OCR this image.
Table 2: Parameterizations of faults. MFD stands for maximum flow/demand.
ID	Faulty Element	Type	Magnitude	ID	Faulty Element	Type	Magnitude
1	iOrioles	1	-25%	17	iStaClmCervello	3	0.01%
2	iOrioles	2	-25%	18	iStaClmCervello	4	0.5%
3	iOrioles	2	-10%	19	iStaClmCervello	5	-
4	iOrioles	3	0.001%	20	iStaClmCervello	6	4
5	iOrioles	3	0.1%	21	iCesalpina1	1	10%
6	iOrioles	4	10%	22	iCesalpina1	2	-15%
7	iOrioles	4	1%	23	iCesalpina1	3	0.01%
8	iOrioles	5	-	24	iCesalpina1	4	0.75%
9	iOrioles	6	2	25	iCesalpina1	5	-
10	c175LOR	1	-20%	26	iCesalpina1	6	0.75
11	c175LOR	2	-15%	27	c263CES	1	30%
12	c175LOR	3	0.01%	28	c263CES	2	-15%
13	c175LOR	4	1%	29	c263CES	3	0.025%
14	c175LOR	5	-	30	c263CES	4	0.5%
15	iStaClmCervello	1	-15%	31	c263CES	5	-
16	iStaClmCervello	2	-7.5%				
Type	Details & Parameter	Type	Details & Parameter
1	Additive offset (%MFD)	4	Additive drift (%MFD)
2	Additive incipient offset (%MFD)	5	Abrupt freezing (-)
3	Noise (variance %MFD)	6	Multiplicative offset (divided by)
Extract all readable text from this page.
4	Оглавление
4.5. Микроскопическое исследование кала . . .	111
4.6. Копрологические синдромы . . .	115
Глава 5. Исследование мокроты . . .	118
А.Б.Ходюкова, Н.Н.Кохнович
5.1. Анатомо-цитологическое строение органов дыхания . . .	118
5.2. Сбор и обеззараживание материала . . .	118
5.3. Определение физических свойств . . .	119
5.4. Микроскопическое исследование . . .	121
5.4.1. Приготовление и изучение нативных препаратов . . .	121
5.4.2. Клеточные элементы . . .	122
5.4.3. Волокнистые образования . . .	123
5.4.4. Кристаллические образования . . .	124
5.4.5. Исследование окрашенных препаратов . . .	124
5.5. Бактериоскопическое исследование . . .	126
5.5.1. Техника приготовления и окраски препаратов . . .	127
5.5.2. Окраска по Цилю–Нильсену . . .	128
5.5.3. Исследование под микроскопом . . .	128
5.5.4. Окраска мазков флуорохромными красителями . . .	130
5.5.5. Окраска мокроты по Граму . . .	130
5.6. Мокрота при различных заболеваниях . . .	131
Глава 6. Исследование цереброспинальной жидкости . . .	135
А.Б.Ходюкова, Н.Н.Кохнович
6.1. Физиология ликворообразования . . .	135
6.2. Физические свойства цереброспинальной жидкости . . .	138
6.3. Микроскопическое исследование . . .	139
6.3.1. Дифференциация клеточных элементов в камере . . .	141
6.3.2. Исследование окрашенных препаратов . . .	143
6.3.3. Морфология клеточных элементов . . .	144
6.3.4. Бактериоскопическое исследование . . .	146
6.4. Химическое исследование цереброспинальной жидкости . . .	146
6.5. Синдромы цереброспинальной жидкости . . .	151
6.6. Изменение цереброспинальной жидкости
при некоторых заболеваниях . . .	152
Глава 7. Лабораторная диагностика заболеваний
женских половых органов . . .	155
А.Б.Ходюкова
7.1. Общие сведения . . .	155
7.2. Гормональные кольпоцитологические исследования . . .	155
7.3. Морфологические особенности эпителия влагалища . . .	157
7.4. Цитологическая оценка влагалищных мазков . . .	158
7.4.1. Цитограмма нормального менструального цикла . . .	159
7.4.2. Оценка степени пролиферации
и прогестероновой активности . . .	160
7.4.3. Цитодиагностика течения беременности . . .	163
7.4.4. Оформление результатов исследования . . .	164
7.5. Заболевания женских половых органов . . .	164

★ ★ ★ ★ ★ ★ ★

Gather all lines where the word "Type" appears.

▶ **FINISHED ANSWER**
ID	Faulty Element	Type	Magnitude	ID	Faulty Element	Type	Magnitude
Type	Details & Parameter	Type	Details & Parameter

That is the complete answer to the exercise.